Set exercise
Drop the pictures, then extract the listing word for word.

Available records
####################

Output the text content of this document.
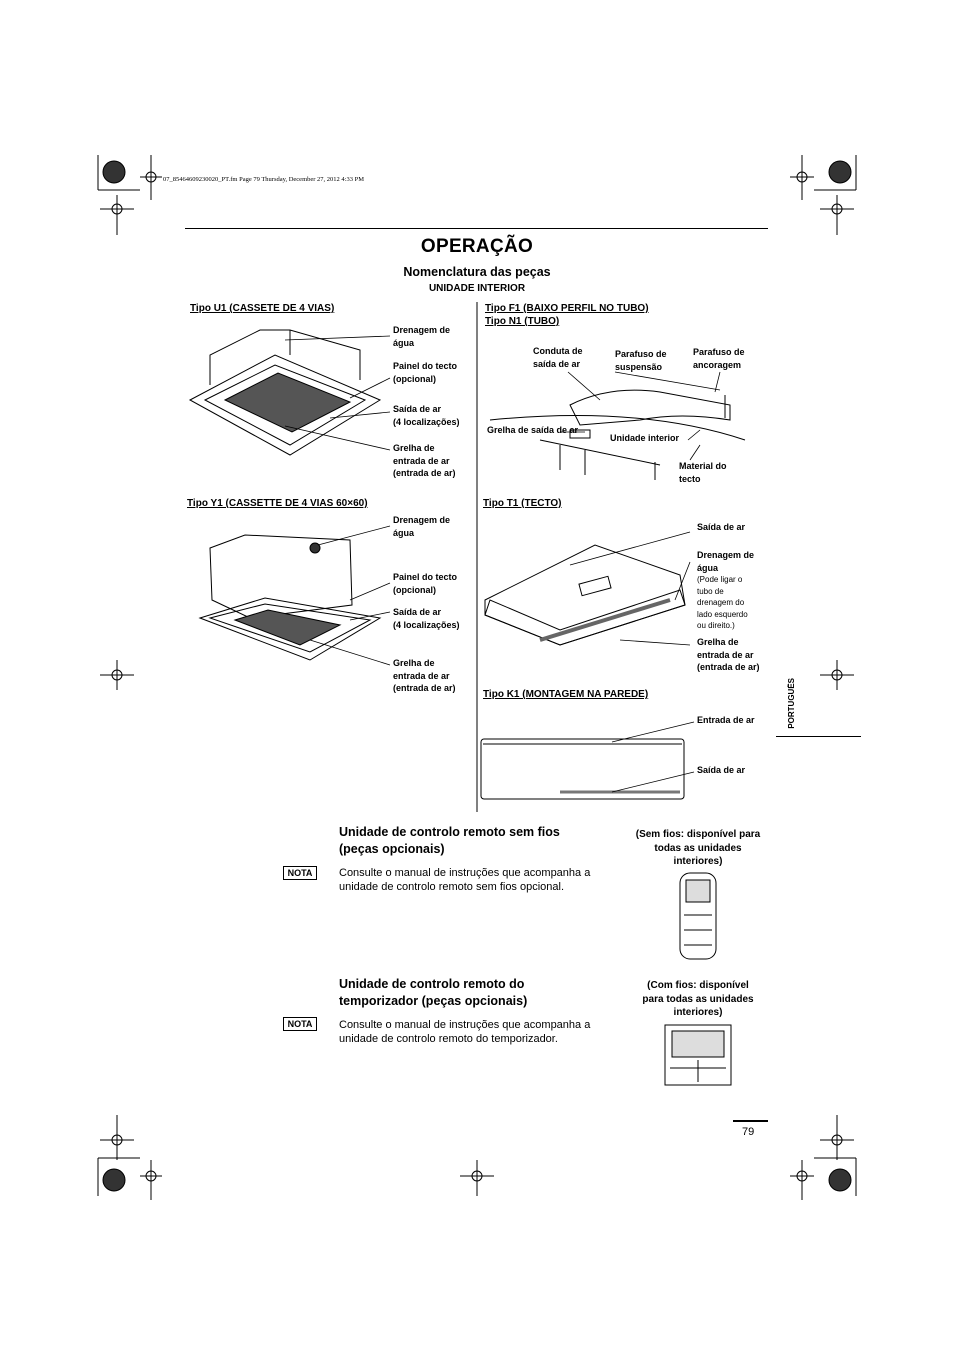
07_85464609230020_PT.fm Page 79 Thursday, December 27, 2012 4:33 PM
OPERAÇÃO
Nomenclatura das peças
UNIDADE INTERIOR
Tipo U1 (CASSETE DE 4 VIAS)
Drenagem de
água
Painel do tecto
(opcional)
Saída de ar
(4 localizações)
Grelha de
entrada de ar
(entrada de ar)
Tipo F1 (BAIXO PERFIL NO TUBO)
Tipo N1 (TUBO)
Conduta de
saída de ar
Parafuso de
suspensão
Parafuso de
ancoragem
Grelha de saída de ar
Unidade interior
Material do
tecto
Tipo Y1 (CASSETTE DE 4 VIAS 60×60)
Drenagem de
água
Painel do tecto
(opcional)
Saída de ar
(4 localizações)
Grelha de
entrada de ar
(entrada de ar)
Tipo T1 (TECTO)
Saída de ar
Drenagem de
água
(Pode ligar o
tubo de
drenagem do
lado esquerdo
ou direito.)
Grelha de
entrada de ar
(entrada de ar)
Tipo K1 (MONTAGEM NA PAREDE)
Entrada de ar
Saída de ar
PORTUGUÊS
Unidade de controlo remoto sem fios
(peças opcionais)
NOTA	Consulte o manual de instruções que acompanha a
unidade de controlo remoto sem fios opcional.
(Sem fios: disponível para
todas as unidades
interiores)
Unidade de controlo remoto do
temporizador (peças opcionais)
NOTA	Consulte o manual de instruções que acompanha a
unidade de controlo remoto do temporizador.
(Com fios: disponível
para todas as unidades
interiores)
79
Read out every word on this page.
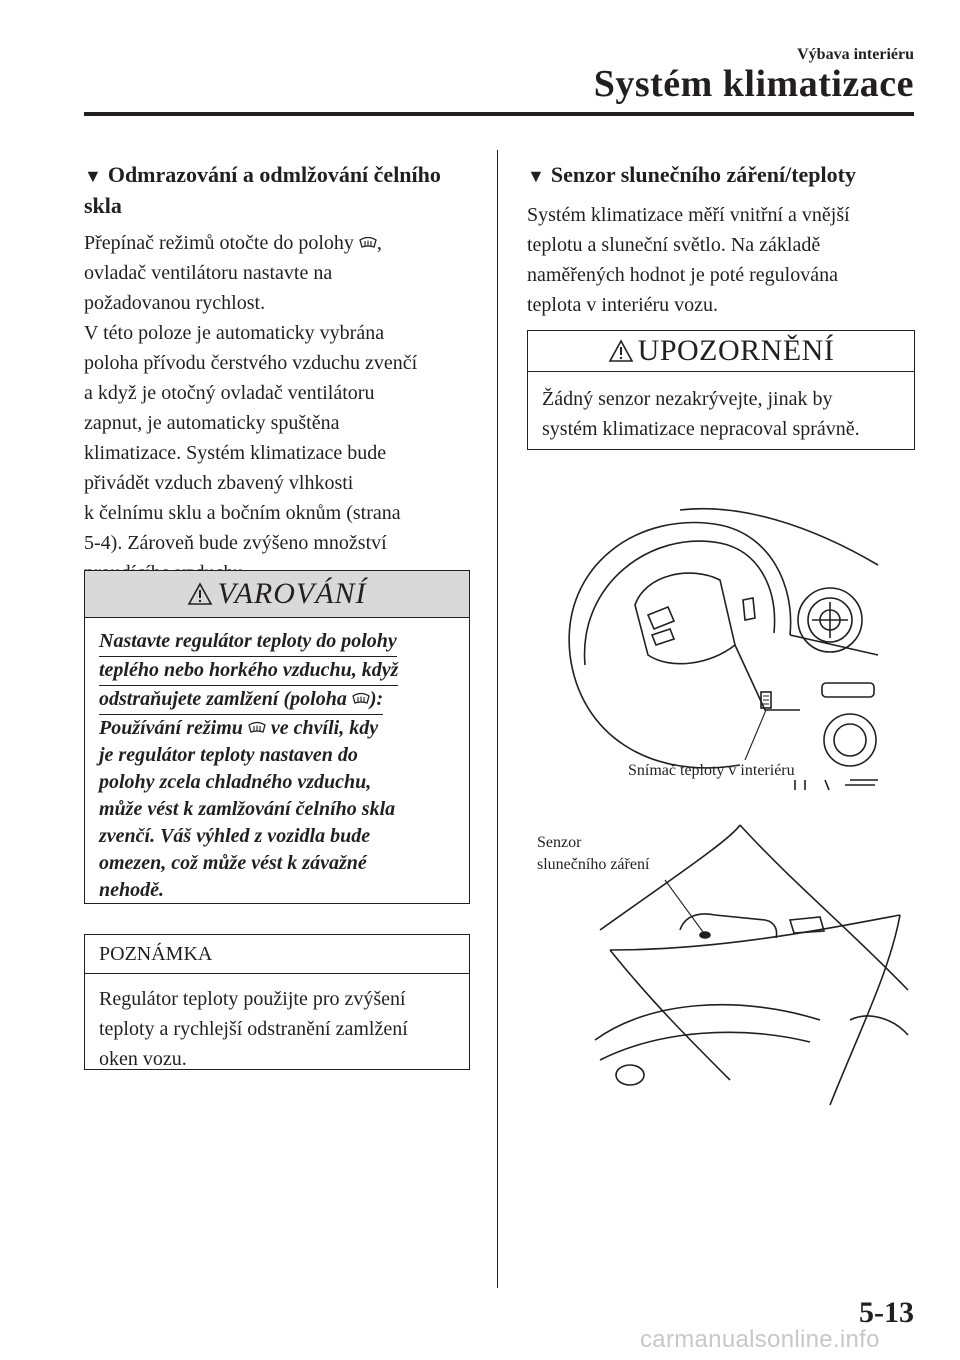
Výbava interiéru
Systém klimatizace
▼ Odmrazování a odmlžování čelního skla

Přepínač režimů otočte do polohy ,

ovladač ventilátoru nastavte na

požadovanou rychlost.

V této poloze je automaticky vybrána

poloha přívodu čerstvého vzduchu zvenčí

a když je otočný ovladač ventilátoru

zapnut, je automaticky spuštěna

klimatizace. Systém klimatizace bude

přivádět vzduch zbavený vlhkosti

k čelnímu sklu a bočním oknům (strana

5-4). Zároveň bude zvýšeno množství

VAROVÁNÍ
Nastavte regulátor teploty do polohy
teplého nebo horkého vzduchu, když
odstraňujete zamlžení (poloha ):
Používání režimu ve chvíli, kdy
je regulátor teploty nastaven do
polohy zcela chladného vzduchu,
může vést k zamlžování čelního skla
zvenčí. Váš výhled z vozidla bude
omezen, což může vést k závažné
nehodě.
POZNÁMKA
Regulátor teploty použijte pro zvýšení
teploty a rychlejší odstranění zamlžení
oken vozu.
▼ Senzor slunečního záření/teploty

Systém klimatizace měří vnitřní a vnější

teplotu a sluneční světlo. Na základě

naměřených hodnot je poté regulována

teplota v interiéru vozu.

UPOZORNĚNÍ
Žádný senzor nezakrývejte, jinak by
systém klimatizace nepracoval správně.
Snímač teploty v interiéru
Senzor
slunečního záření
5-13
carmanualsonline.info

####################

Expected output
Output the text content of this document.
07_85464609230020_PT.fm Page 79 Thursday, December 27, 2012 4:33 PM
OPERAÇÃO
Nomenclatura das peças
UNIDADE INTERIOR
Tipo U1 (CASSETE DE 4 VIAS)
Drenagem de
água
Painel do tecto
(opcional)
Saída de ar
(4 localizações)
Grelha de
entrada de ar
(entrada de ar)
Tipo F1 (BAIXO PERFIL NO TUBO)
Tipo N1 (TUBO)
Conduta de
saída de ar
Parafuso de
suspensão
Parafuso de
ancoragem
Grelha de saída de ar
Unidade interior
Material do
tecto
Tipo Y1 (CASSETTE DE 4 VIAS 60×60)
Drenagem de
água
Painel do tecto
(opcional)
Saída de ar
(4 localizações)
Grelha de
entrada de ar
(entrada de ar)
Tipo T1 (TECTO)
Saída de ar
Drenagem de
água
(Pode ligar o
tubo de
drenagem do
lado esquerdo
ou direito.)
Grelha de
entrada de ar
(entrada de ar)
Tipo K1 (MONTAGEM NA PAREDE)
Entrada de ar
Saída de ar
PORTUGUÊS
Unidade de controlo remoto sem fios
(peças opcionais)
NOTA	Consulte o manual de instruções que acompanha a
unidade de controlo remoto sem fios opcional.
(Sem fios: disponível para
todas as unidades
interiores)
Unidade de controlo remoto do
temporizador (peças opcionais)
NOTA	Consulte o manual de instruções que acompanha a
unidade de controlo remoto do temporizador.
(Com fios: disponível
para todas as unidades
interiores)
79
Read out every word on this page.
Výbava interiéru
Systém klimatizace
▼ Odmrazování a odmlžování čelního skla

Přepínač režimů otočte do polohy ,

ovladač ventilátoru nastavte na

požadovanou rychlost.

V této poloze je automaticky vybrána

poloha přívodu čerstvého vzduchu zvenčí

a když je otočný ovladač ventilátoru

zapnut, je automaticky spuštěna

klimatizace. Systém klimatizace bude

přivádět vzduch zbavený vlhkosti

k čelnímu sklu a bočním oknům (strana

5-4). Zároveň bude zvýšeno množství

VAROVÁNÍ
Nastavte regulátor teploty do polohy
teplého nebo horkého vzduchu, když
odstraňujete zamlžení (poloha ):
Používání režimu ve chvíli, kdy
je regulátor teploty nastaven do
polohy zcela chladného vzduchu,
může vést k zamlžování čelního skla
zvenčí. Váš výhled z vozidla bude
omezen, což může vést k závažné
nehodě.
POZNÁMKA
Regulátor teploty použijte pro zvýšení
teploty a rychlejší odstranění zamlžení
oken vozu.
▼ Senzor slunečního záření/teploty

Systém klimatizace měří vnitřní a vnější

teplotu a sluneční světlo. Na základě

naměřených hodnot je poté regulována

teplota v interiéru vozu.

UPOZORNĚNÍ
Žádný senzor nezakrývejte, jinak by
systém klimatizace nepracoval správně.
Snímač teploty v interiéru
Senzor
slunečního záření
5-13
carmanualsonline.info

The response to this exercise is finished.